Copy out the data exactly, leaving the pictures behind.
start Extracted data
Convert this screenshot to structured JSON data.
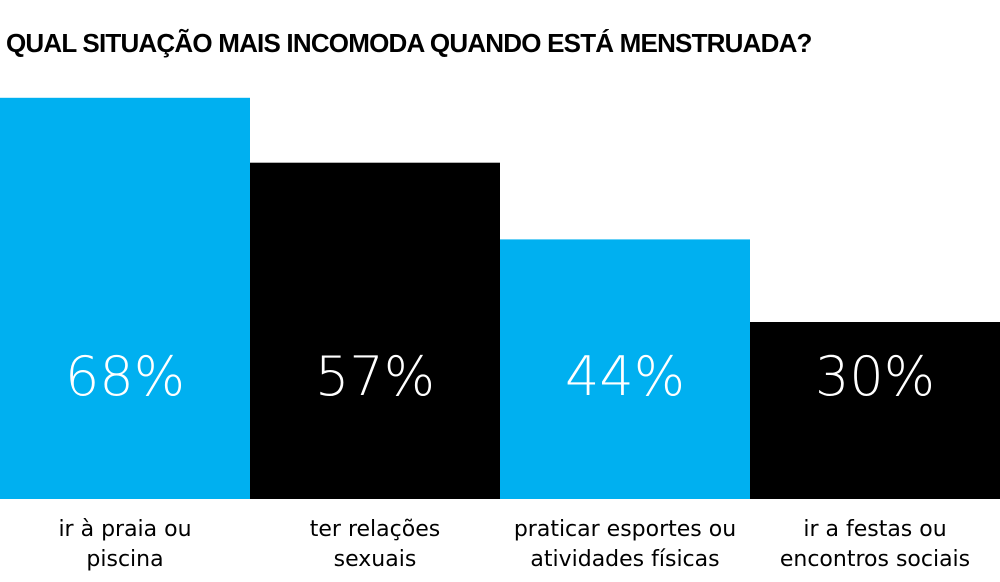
{
  "chart_data": {
    "type": "bar",
    "title": "QUAL SITUAÇÃO MAIS INCOMODA QUANDO ESTÁ MENSTRUADA?",
    "categories": [
      [
        "ir à praia ou",
        "piscina"
      ],
      [
        "ter relações",
        "sexuais"
      ],
      [
        "praticar esportes ou",
        "atividades físicas"
      ],
      [
        "ir a festas ou",
        "encontros sociais"
      ]
    ],
    "values": [
      68,
      57,
      44,
      30
    ],
    "value_labels": [
      "68%",
      "57%",
      "44%",
      "30%"
    ],
    "bar_colors": [
      "#00b0f0",
      "#000000",
      "#00b0f0",
      "#000000"
    ],
    "ylim": [
      0,
      100
    ],
    "xlabel": "",
    "ylabel": "",
    "grid": false,
    "legend": "none"
  }
}
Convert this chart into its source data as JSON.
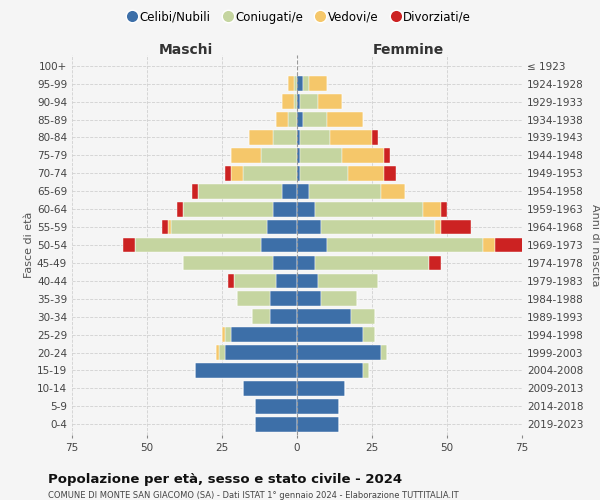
{
  "age_groups": [
    "0-4",
    "5-9",
    "10-14",
    "15-19",
    "20-24",
    "25-29",
    "30-34",
    "35-39",
    "40-44",
    "45-49",
    "50-54",
    "55-59",
    "60-64",
    "65-69",
    "70-74",
    "75-79",
    "80-84",
    "85-89",
    "90-94",
    "95-99",
    "100+"
  ],
  "birth_years": [
    "2019-2023",
    "2014-2018",
    "2009-2013",
    "2004-2008",
    "1999-2003",
    "1994-1998",
    "1989-1993",
    "1984-1988",
    "1979-1983",
    "1974-1978",
    "1969-1973",
    "1964-1968",
    "1959-1963",
    "1954-1958",
    "1949-1953",
    "1944-1948",
    "1939-1943",
    "1934-1938",
    "1929-1933",
    "1924-1928",
    "≤ 1923"
  ],
  "colors": {
    "celibi": "#3d6fa8",
    "coniugati": "#c5d5a0",
    "vedovi": "#f5c76a",
    "divorziati": "#cc2222"
  },
  "maschi": {
    "celibi": [
      14,
      14,
      18,
      34,
      24,
      22,
      9,
      9,
      7,
      8,
      12,
      10,
      8,
      5,
      0,
      0,
      0,
      0,
      0,
      0,
      0
    ],
    "coniugati": [
      0,
      0,
      0,
      0,
      2,
      2,
      6,
      11,
      14,
      30,
      42,
      32,
      30,
      28,
      18,
      12,
      8,
      3,
      1,
      1,
      0
    ],
    "vedovi": [
      0,
      0,
      0,
      0,
      1,
      1,
      0,
      0,
      0,
      0,
      0,
      1,
      0,
      0,
      4,
      10,
      8,
      4,
      4,
      2,
      0
    ],
    "divorziati": [
      0,
      0,
      0,
      0,
      0,
      0,
      0,
      0,
      2,
      0,
      4,
      2,
      2,
      2,
      2,
      0,
      0,
      0,
      0,
      0,
      0
    ]
  },
  "femmine": {
    "celibi": [
      14,
      14,
      16,
      22,
      28,
      22,
      18,
      8,
      7,
      6,
      10,
      8,
      6,
      4,
      1,
      1,
      1,
      2,
      1,
      2,
      0
    ],
    "coniugati": [
      0,
      0,
      0,
      2,
      2,
      4,
      8,
      12,
      20,
      38,
      52,
      38,
      36,
      24,
      16,
      14,
      10,
      8,
      6,
      2,
      0
    ],
    "vedovi": [
      0,
      0,
      0,
      0,
      0,
      0,
      0,
      0,
      0,
      0,
      4,
      2,
      6,
      8,
      12,
      14,
      14,
      12,
      8,
      6,
      0
    ],
    "divorziati": [
      0,
      0,
      0,
      0,
      0,
      0,
      0,
      0,
      0,
      4,
      10,
      10,
      2,
      0,
      4,
      2,
      2,
      0,
      0,
      0,
      0
    ]
  },
  "xlim": 75,
  "title": "Popolazione per età, sesso e stato civile - 2024",
  "subtitle": "COMUNE DI MONTE SAN GIACOMO (SA) - Dati ISTAT 1° gennaio 2024 - Elaborazione TUTTITALIA.IT",
  "ylabel_left": "Fasce di età",
  "ylabel_right": "Anni di nascita",
  "xlabel_left": "Maschi",
  "xlabel_right": "Femmine",
  "legend_labels": [
    "Celibi/Nubili",
    "Coniugati/e",
    "Vedovi/e",
    "Divorziati/e"
  ],
  "bg_color": "#f5f5f5",
  "grid_color": "#cccccc"
}
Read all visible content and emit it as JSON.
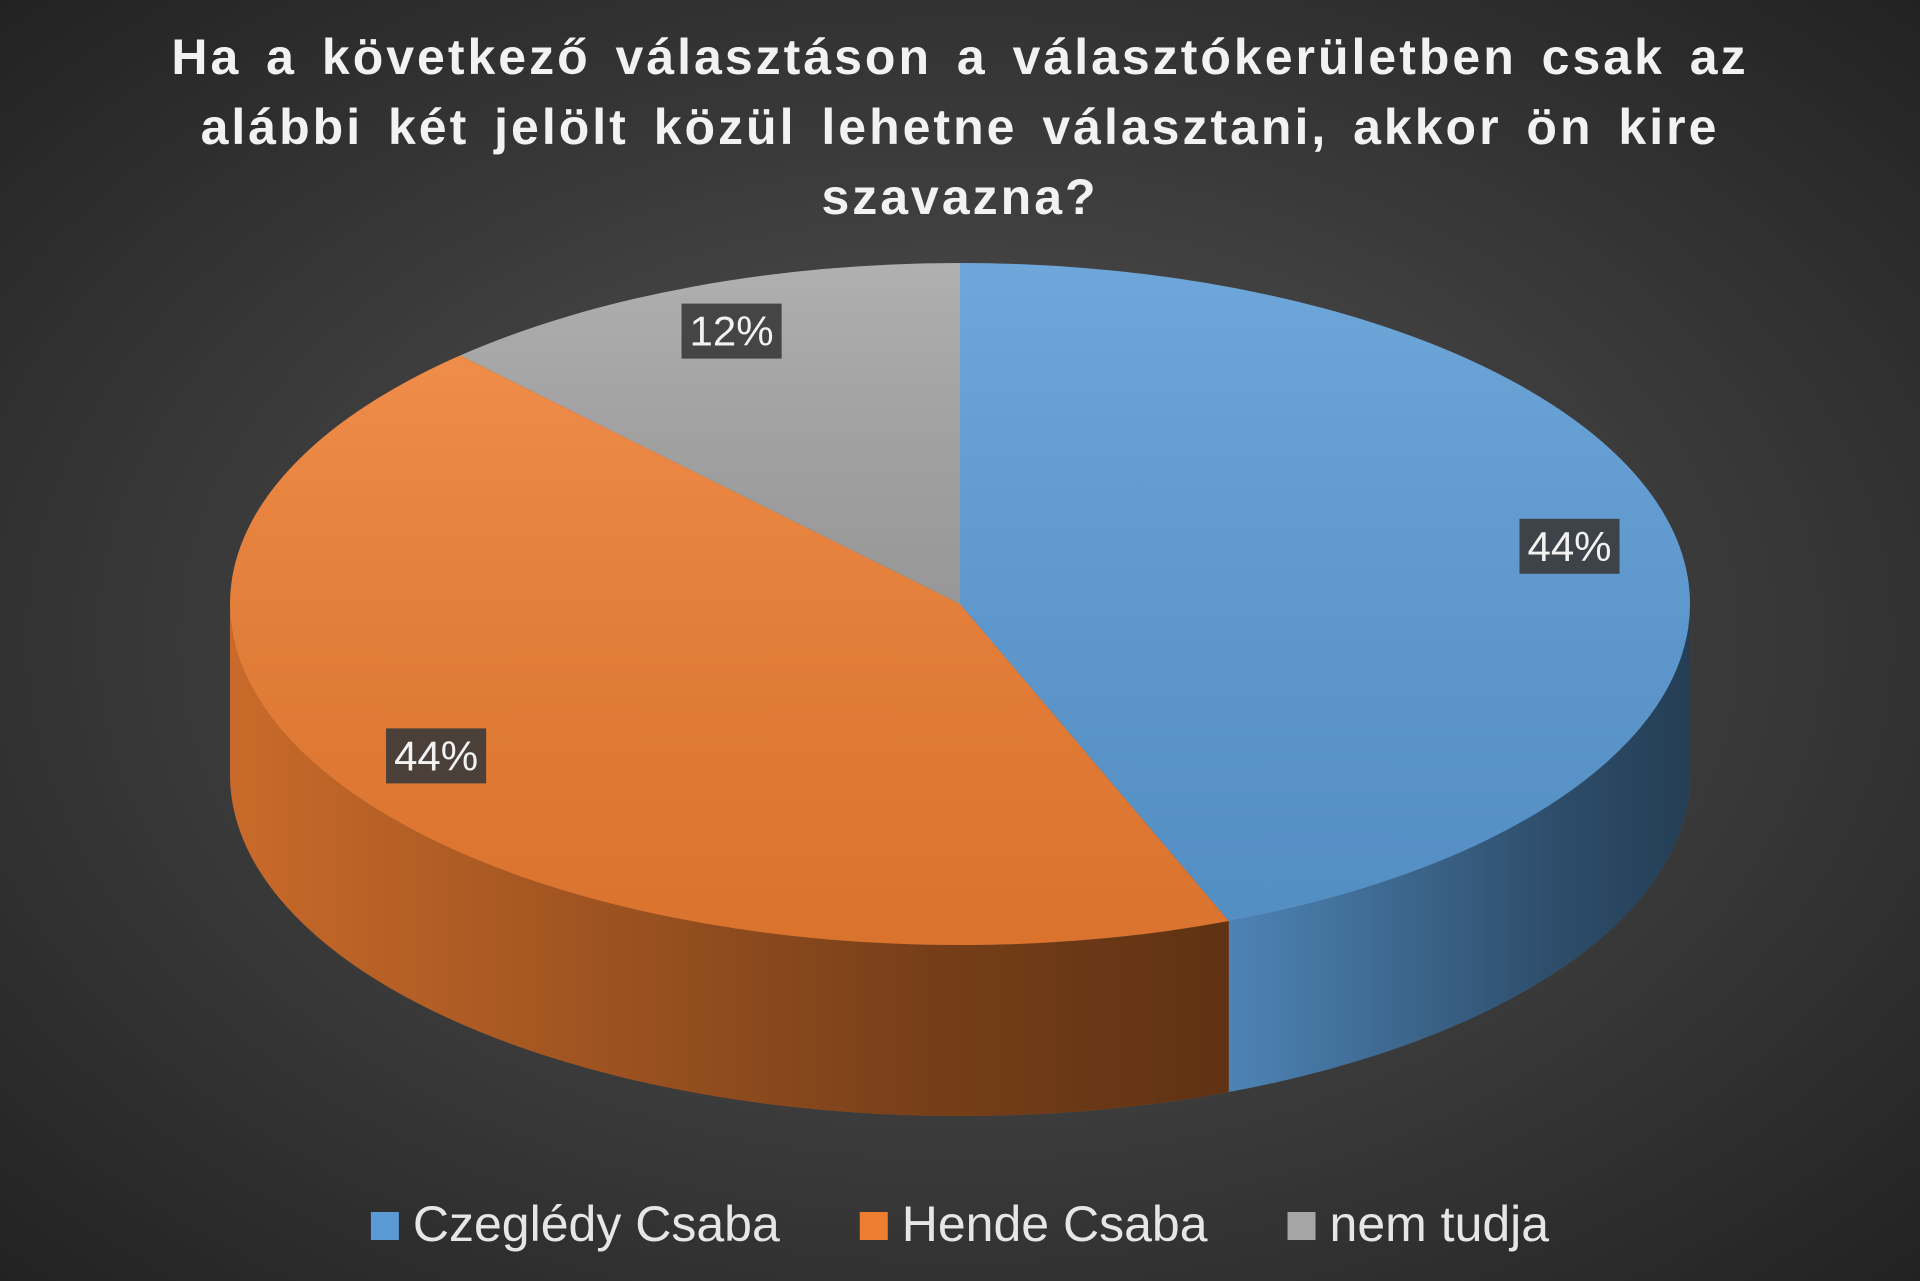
{
  "chart_data": {
    "type": "pie",
    "title": "Ha a következő választáson a választókerületben csak az alábbi két jelölt közül lehetne választani, akkor ön kire szavazna?",
    "categories": [
      "Czeglédy Csaba",
      "Hende Csaba",
      "nem tudja"
    ],
    "values": [
      44,
      44,
      12
    ],
    "value_labels": [
      "44%",
      "44%",
      "12%"
    ],
    "colors": [
      "#5b9bd5",
      "#ed7d31",
      "#a5a5a5"
    ],
    "legend": "bottom"
  }
}
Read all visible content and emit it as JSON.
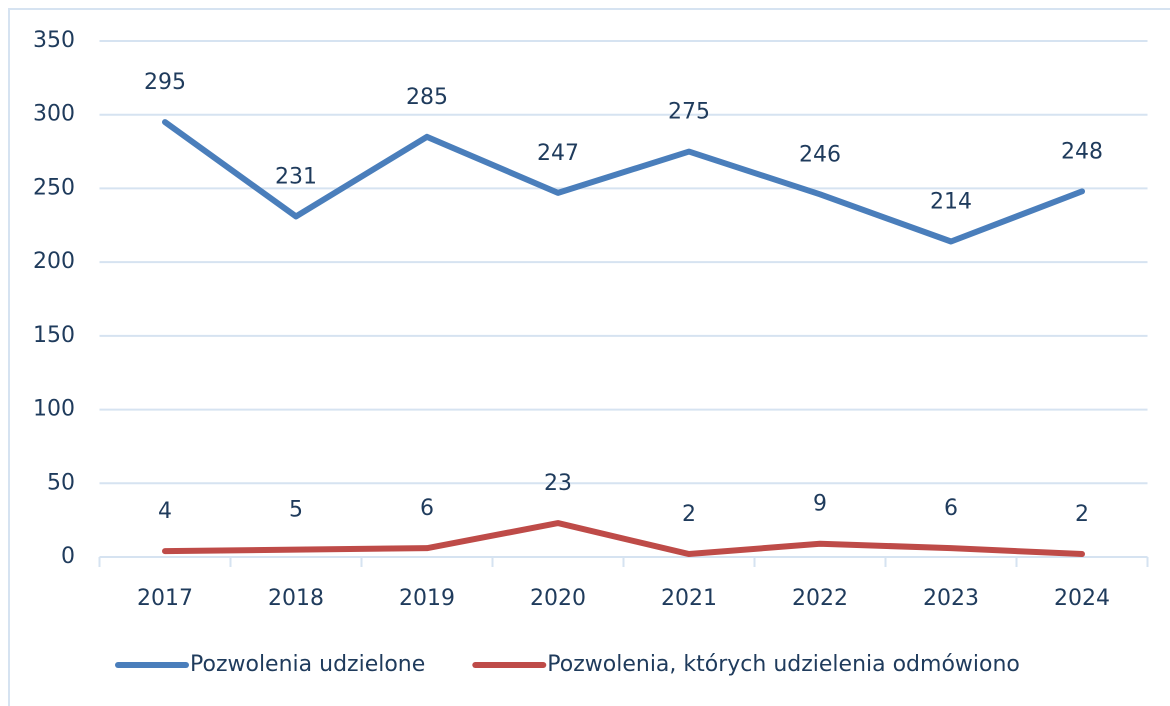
{
  "chart_data": {
    "type": "line",
    "categories": [
      "2017",
      "2018",
      "2019",
      "2020",
      "2021",
      "2022",
      "2023",
      "2024"
    ],
    "series": [
      {
        "name": "Pozwolenia udzielone",
        "color": "#4a7ebb",
        "values": [
          295,
          231,
          285,
          247,
          275,
          246,
          214,
          248
        ]
      },
      {
        "name": "Pozwolenia, których udzielenia odmówiono",
        "color": "#be4b48",
        "values": [
          4,
          5,
          6,
          23,
          2,
          9,
          6,
          2
        ]
      }
    ],
    "ylim": [
      0,
      350
    ],
    "yticks": [
      0,
      50,
      100,
      150,
      200,
      250,
      300,
      350
    ],
    "grid": true,
    "legend": "bottom"
  }
}
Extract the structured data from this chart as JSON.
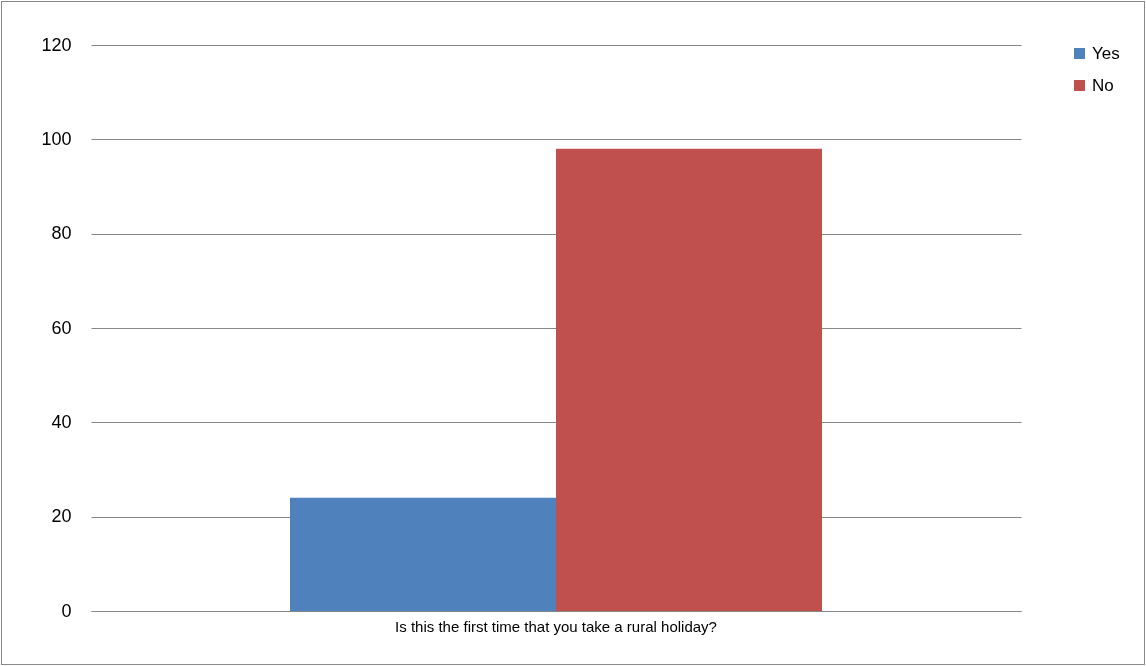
{
  "chart_data": {
    "type": "bar",
    "categories": [
      "Is this the first time that you take a rural holiday?"
    ],
    "series": [
      {
        "name": "Yes",
        "color": "#4f81bd",
        "values": [
          24
        ]
      },
      {
        "name": "No",
        "color": "#c0504d",
        "values": [
          98
        ]
      }
    ],
    "ylim": [
      0,
      120
    ],
    "yticks": [
      0,
      20,
      40,
      60,
      80,
      100,
      120
    ],
    "grid": "y",
    "legend": "right"
  }
}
end Extracted data
# Finished answer
Convert this screenshot to structured JSON data.
{
  "chart_data": {
    "type": "bar",
    "title": "QUAL SITUAÇÃO MAIS INCOMODA QUANDO ESTÁ MENSTRUADA?",
    "categories": [
      [
        "ir à praia ou",
        "piscina"
      ],
      [
        "ter relações",
        "sexuais"
      ],
      [
        "praticar esportes ou",
        "atividades físicas"
      ],
      [
        "ir a festas ou",
        "encontros sociais"
      ]
    ],
    "values": [
      68,
      57,
      44,
      30
    ],
    "value_labels": [
      "68%",
      "57%",
      "44%",
      "30%"
    ],
    "bar_colors": [
      "#00b0f0",
      "#000000",
      "#00b0f0",
      "#000000"
    ],
    "ylim": [
      0,
      100
    ],
    "xlabel": "",
    "ylabel": "",
    "grid": false,
    "legend": "none"
  }
}
Convert this chart into its source data as JSON.
{
  "age_groups": [
    "0-4",
    "5-9",
    "10-14",
    "15-19",
    "20-24",
    "25-29",
    "30-34",
    "35-39",
    "40-44",
    "45-49",
    "50-54",
    "55-59",
    "60-64",
    "65-69",
    "70-74",
    "75-79",
    "80-84",
    "85-89",
    "90-94",
    "95-99",
    "100+"
  ],
  "birth_years": [
    "2019-2023",
    "2014-2018",
    "2009-2013",
    "2004-2008",
    "1999-2003",
    "1994-1998",
    "1989-1993",
    "1984-1988",
    "1979-1983",
    "1974-1978",
    "1969-1973",
    "1964-1968",
    "1959-1963",
    "1954-1958",
    "1949-1953",
    "1944-1948",
    "1939-1943",
    "1934-1938",
    "1929-1933",
    "1924-1928",
    "≤ 1923"
  ],
  "colors": {
    "celibi": "#3d6fa8",
    "coniugati": "#c5d5a0",
    "vedovi": "#f5c76a",
    "divorziati": "#cc2222"
  },
  "maschi": {
    "celibi": [
      14,
      14,
      18,
      34,
      24,
      22,
      9,
      9,
      7,
      8,
      12,
      10,
      8,
      5,
      0,
      0,
      0,
      0,
      0,
      0,
      0
    ],
    "coniugati": [
      0,
      0,
      0,
      0,
      2,
      2,
      6,
      11,
      14,
      30,
      42,
      32,
      30,
      28,
      18,
      12,
      8,
      3,
      1,
      1,
      0
    ],
    "vedovi": [
      0,
      0,
      0,
      0,
      1,
      1,
      0,
      0,
      0,
      0,
      0,
      1,
      0,
      0,
      4,
      10,
      8,
      4,
      4,
      2,
      0
    ],
    "divorziati": [
      0,
      0,
      0,
      0,
      0,
      0,
      0,
      0,
      2,
      0,
      4,
      2,
      2,
      2,
      2,
      0,
      0,
      0,
      0,
      0,
      0
    ]
  },
  "femmine": {
    "celibi": [
      14,
      14,
      16,
      22,
      28,
      22,
      18,
      8,
      7,
      6,
      10,
      8,
      6,
      4,
      1,
      1,
      1,
      2,
      1,
      2,
      0
    ],
    "coniugati": [
      0,
      0,
      0,
      2,
      2,
      4,
      8,
      12,
      20,
      38,
      52,
      38,
      36,
      24,
      16,
      14,
      10,
      8,
      6,
      2,
      0
    ],
    "vedovi": [
      0,
      0,
      0,
      0,
      0,
      0,
      0,
      0,
      0,
      0,
      4,
      2,
      6,
      8,
      12,
      14,
      14,
      12,
      8,
      6,
      0
    ],
    "divorziati": [
      0,
      0,
      0,
      0,
      0,
      0,
      0,
      0,
      0,
      4,
      10,
      10,
      2,
      0,
      4,
      2,
      2,
      0,
      0,
      0,
      0
    ]
  },
  "xlim": 75,
  "title": "Popolazione per età, sesso e stato civile - 2024",
  "subtitle": "COMUNE DI MONTE SAN GIACOMO (SA) - Dati ISTAT 1° gennaio 2024 - Elaborazione TUTTITALIA.IT",
  "ylabel_left": "Fasce di età",
  "ylabel_right": "Anni di nascita",
  "xlabel_left": "Maschi",
  "xlabel_right": "Femmine",
  "legend_labels": [
    "Celibi/Nubili",
    "Coniugati/e",
    "Vedovi/e",
    "Divorziati/e"
  ],
  "bg_color": "#f5f5f5",
  "grid_color": "#cccccc"
}
Read all visible content and emit it as JSON.
{
  "chart_data": {
    "type": "pie",
    "title": "Ha a következő választáson a választókerületben csak az alábbi két jelölt közül lehetne választani, akkor ön kire szavazna?",
    "categories": [
      "Czeglédy Csaba",
      "Hende Csaba",
      "nem tudja"
    ],
    "values": [
      44,
      44,
      12
    ],
    "value_labels": [
      "44%",
      "44%",
      "12%"
    ],
    "colors": [
      "#5b9bd5",
      "#ed7d31",
      "#a5a5a5"
    ],
    "legend": "bottom"
  }
}
Read all visible content and emit it as JSON.
{
  "chart_data": {
    "type": "line",
    "categories": [
      "2017",
      "2018",
      "2019",
      "2020",
      "2021",
      "2022",
      "2023",
      "2024"
    ],
    "series": [
      {
        "name": "Pozwolenia udzielone",
        "color": "#4a7ebb",
        "values": [
          295,
          231,
          285,
          247,
          275,
          246,
          214,
          248
        ]
      },
      {
        "name": "Pozwolenia, których udzielenia odmówiono",
        "color": "#be4b48",
        "values": [
          4,
          5,
          6,
          23,
          2,
          9,
          6,
          2
        ]
      }
    ],
    "ylim": [
      0,
      350
    ],
    "yticks": [
      0,
      50,
      100,
      150,
      200,
      250,
      300,
      350
    ],
    "grid": true,
    "legend": "bottom"
  }
}
Extract the structured data from this chart as JSON.
{
  "chart_data": {
    "type": "bar",
    "categories": [
      "Is this the first time that you take a rural holiday?"
    ],
    "series": [
      {
        "name": "Yes",
        "color": "#4f81bd",
        "values": [
          24
        ]
      },
      {
        "name": "No",
        "color": "#c0504d",
        "values": [
          98
        ]
      }
    ],
    "ylim": [
      0,
      120
    ],
    "yticks": [
      0,
      20,
      40,
      60,
      80,
      100,
      120
    ],
    "grid": "y",
    "legend": "right"
  }
}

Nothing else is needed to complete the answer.